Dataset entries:
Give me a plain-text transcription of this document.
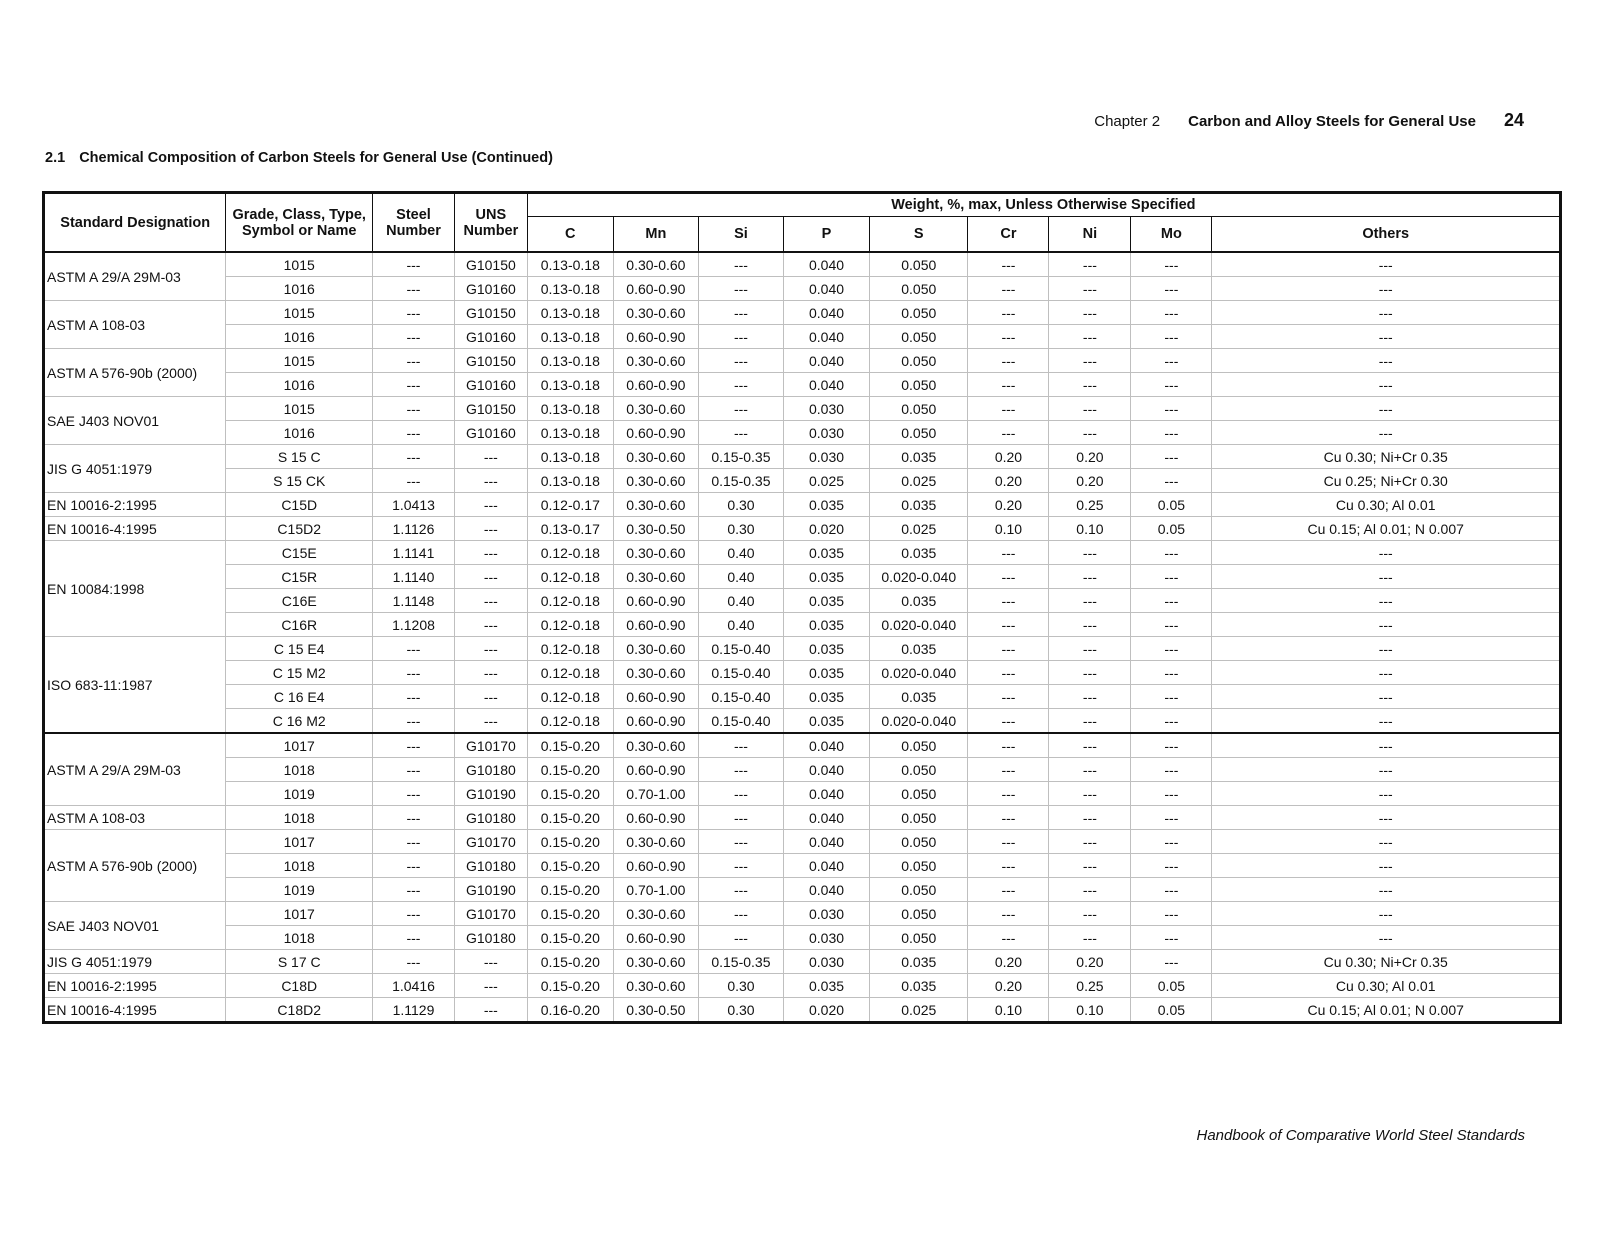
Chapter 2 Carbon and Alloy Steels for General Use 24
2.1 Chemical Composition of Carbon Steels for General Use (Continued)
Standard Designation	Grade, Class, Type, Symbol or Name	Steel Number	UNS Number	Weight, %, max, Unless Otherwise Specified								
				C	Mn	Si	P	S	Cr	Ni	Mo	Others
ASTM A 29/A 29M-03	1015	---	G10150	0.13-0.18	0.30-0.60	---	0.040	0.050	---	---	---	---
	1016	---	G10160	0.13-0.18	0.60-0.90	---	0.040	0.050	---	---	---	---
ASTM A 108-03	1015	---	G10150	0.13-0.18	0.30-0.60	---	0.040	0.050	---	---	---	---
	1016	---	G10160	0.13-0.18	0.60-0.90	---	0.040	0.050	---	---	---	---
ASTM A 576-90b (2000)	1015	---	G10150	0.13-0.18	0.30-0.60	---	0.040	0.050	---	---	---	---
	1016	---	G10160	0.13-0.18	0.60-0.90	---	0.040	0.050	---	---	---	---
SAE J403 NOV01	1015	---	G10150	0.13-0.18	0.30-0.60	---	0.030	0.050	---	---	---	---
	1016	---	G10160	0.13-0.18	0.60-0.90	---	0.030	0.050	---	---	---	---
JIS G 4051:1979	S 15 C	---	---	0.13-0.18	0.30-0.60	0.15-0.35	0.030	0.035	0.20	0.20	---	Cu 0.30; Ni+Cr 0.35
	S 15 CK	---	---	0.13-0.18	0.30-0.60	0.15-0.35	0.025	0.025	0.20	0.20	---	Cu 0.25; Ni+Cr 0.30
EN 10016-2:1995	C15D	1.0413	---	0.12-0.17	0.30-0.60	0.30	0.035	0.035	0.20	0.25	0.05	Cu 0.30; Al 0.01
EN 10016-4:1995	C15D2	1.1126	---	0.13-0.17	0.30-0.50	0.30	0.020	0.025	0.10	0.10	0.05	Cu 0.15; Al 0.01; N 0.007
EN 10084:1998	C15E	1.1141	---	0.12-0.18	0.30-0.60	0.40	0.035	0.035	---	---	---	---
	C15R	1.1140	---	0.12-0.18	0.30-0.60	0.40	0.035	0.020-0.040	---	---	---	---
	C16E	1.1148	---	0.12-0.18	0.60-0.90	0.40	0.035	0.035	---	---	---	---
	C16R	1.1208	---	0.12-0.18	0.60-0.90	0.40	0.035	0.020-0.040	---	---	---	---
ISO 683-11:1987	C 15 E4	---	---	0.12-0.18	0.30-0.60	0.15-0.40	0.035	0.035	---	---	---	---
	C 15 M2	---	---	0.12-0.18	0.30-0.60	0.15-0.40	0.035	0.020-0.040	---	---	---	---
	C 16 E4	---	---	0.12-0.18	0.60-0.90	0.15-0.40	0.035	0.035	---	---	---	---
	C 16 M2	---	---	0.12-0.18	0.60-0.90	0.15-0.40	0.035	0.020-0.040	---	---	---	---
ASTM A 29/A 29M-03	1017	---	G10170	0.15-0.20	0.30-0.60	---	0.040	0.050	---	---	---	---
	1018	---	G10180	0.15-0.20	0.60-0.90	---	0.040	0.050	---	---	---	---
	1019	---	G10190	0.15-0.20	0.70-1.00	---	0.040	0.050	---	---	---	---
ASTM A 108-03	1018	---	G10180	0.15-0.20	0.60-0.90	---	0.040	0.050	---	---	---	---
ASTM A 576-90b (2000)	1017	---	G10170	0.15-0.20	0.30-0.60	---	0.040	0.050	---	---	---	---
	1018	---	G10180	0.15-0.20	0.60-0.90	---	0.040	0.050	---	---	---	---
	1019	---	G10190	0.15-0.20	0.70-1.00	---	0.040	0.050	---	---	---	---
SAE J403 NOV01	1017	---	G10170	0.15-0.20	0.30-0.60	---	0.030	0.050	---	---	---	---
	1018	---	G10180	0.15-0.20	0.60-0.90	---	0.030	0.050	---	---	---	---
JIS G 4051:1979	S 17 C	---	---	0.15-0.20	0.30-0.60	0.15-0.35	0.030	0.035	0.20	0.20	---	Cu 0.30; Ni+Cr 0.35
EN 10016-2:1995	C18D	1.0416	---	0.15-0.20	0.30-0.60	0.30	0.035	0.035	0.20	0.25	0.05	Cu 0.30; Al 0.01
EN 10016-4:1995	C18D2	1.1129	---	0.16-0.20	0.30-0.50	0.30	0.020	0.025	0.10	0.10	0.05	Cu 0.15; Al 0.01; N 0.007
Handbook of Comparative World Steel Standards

**Prompt**
Reproduce the listing above exactly, excluding all pictures.

**The completed task**
Give me a plain-text transcription of this document.
Chapter 2 Carbon and Alloy Steels for General Use 24
2.1 Chemical Composition of Carbon Steels for General Use (Continued)
Standard Designation	Grade, Class, Type, Symbol or Name	Steel Number	UNS Number	Weight, %, max, Unless Otherwise Specified								
				C	Mn	Si	P	S	Cr	Ni	Mo	Others
ASTM A 29/A 29M-03	1015	---	G10150	0.13-0.18	0.30-0.60	---	0.040	0.050	---	---	---	---
	1016	---	G10160	0.13-0.18	0.60-0.90	---	0.040	0.050	---	---	---	---
ASTM A 108-03	1015	---	G10150	0.13-0.18	0.30-0.60	---	0.040	0.050	---	---	---	---
	1016	---	G10160	0.13-0.18	0.60-0.90	---	0.040	0.050	---	---	---	---
ASTM A 576-90b (2000)	1015	---	G10150	0.13-0.18	0.30-0.60	---	0.040	0.050	---	---	---	---
	1016	---	G10160	0.13-0.18	0.60-0.90	---	0.040	0.050	---	---	---	---
SAE J403 NOV01	1015	---	G10150	0.13-0.18	0.30-0.60	---	0.030	0.050	---	---	---	---
	1016	---	G10160	0.13-0.18	0.60-0.90	---	0.030	0.050	---	---	---	---
JIS G 4051:1979	S 15 C	---	---	0.13-0.18	0.30-0.60	0.15-0.35	0.030	0.035	0.20	0.20	---	Cu 0.30; Ni+Cr 0.35
	S 15 CK	---	---	0.13-0.18	0.30-0.60	0.15-0.35	0.025	0.025	0.20	0.20	---	Cu 0.25; Ni+Cr 0.30
EN 10016-2:1995	C15D	1.0413	---	0.12-0.17	0.30-0.60	0.30	0.035	0.035	0.20	0.25	0.05	Cu 0.30; Al 0.01
EN 10016-4:1995	C15D2	1.1126	---	0.13-0.17	0.30-0.50	0.30	0.020	0.025	0.10	0.10	0.05	Cu 0.15; Al 0.01; N 0.007
EN 10084:1998	C15E	1.1141	---	0.12-0.18	0.30-0.60	0.40	0.035	0.035	---	---	---	---
	C15R	1.1140	---	0.12-0.18	0.30-0.60	0.40	0.035	0.020-0.040	---	---	---	---
	C16E	1.1148	---	0.12-0.18	0.60-0.90	0.40	0.035	0.035	---	---	---	---
	C16R	1.1208	---	0.12-0.18	0.60-0.90	0.40	0.035	0.020-0.040	---	---	---	---
ISO 683-11:1987	C 15 E4	---	---	0.12-0.18	0.30-0.60	0.15-0.40	0.035	0.035	---	---	---	---
	C 15 M2	---	---	0.12-0.18	0.30-0.60	0.15-0.40	0.035	0.020-0.040	---	---	---	---
	C 16 E4	---	---	0.12-0.18	0.60-0.90	0.15-0.40	0.035	0.035	---	---	---	---
	C 16 M2	---	---	0.12-0.18	0.60-0.90	0.15-0.40	0.035	0.020-0.040	---	---	---	---
ASTM A 29/A 29M-03	1017	---	G10170	0.15-0.20	0.30-0.60	---	0.040	0.050	---	---	---	---
	1018	---	G10180	0.15-0.20	0.60-0.90	---	0.040	0.050	---	---	---	---
	1019	---	G10190	0.15-0.20	0.70-1.00	---	0.040	0.050	---	---	---	---
ASTM A 108-03	1018	---	G10180	0.15-0.20	0.60-0.90	---	0.040	0.050	---	---	---	---
ASTM A 576-90b (2000)	1017	---	G10170	0.15-0.20	0.30-0.60	---	0.040	0.050	---	---	---	---
	1018	---	G10180	0.15-0.20	0.60-0.90	---	0.040	0.050	---	---	---	---
	1019	---	G10190	0.15-0.20	0.70-1.00	---	0.040	0.050	---	---	---	---
SAE J403 NOV01	1017	---	G10170	0.15-0.20	0.30-0.60	---	0.030	0.050	---	---	---	---
	1018	---	G10180	0.15-0.20	0.60-0.90	---	0.030	0.050	---	---	---	---
JIS G 4051:1979	S 17 C	---	---	0.15-0.20	0.30-0.60	0.15-0.35	0.030	0.035	0.20	0.20	---	Cu 0.30; Ni+Cr 0.35
EN 10016-2:1995	C18D	1.0416	---	0.15-0.20	0.30-0.60	0.30	0.035	0.035	0.20	0.25	0.05	Cu 0.30; Al 0.01
EN 10016-4:1995	C18D2	1.1129	---	0.16-0.20	0.30-0.50	0.30	0.020	0.025	0.10	0.10	0.05	Cu 0.15; Al 0.01; N 0.007
Handbook of Comparative World Steel Standards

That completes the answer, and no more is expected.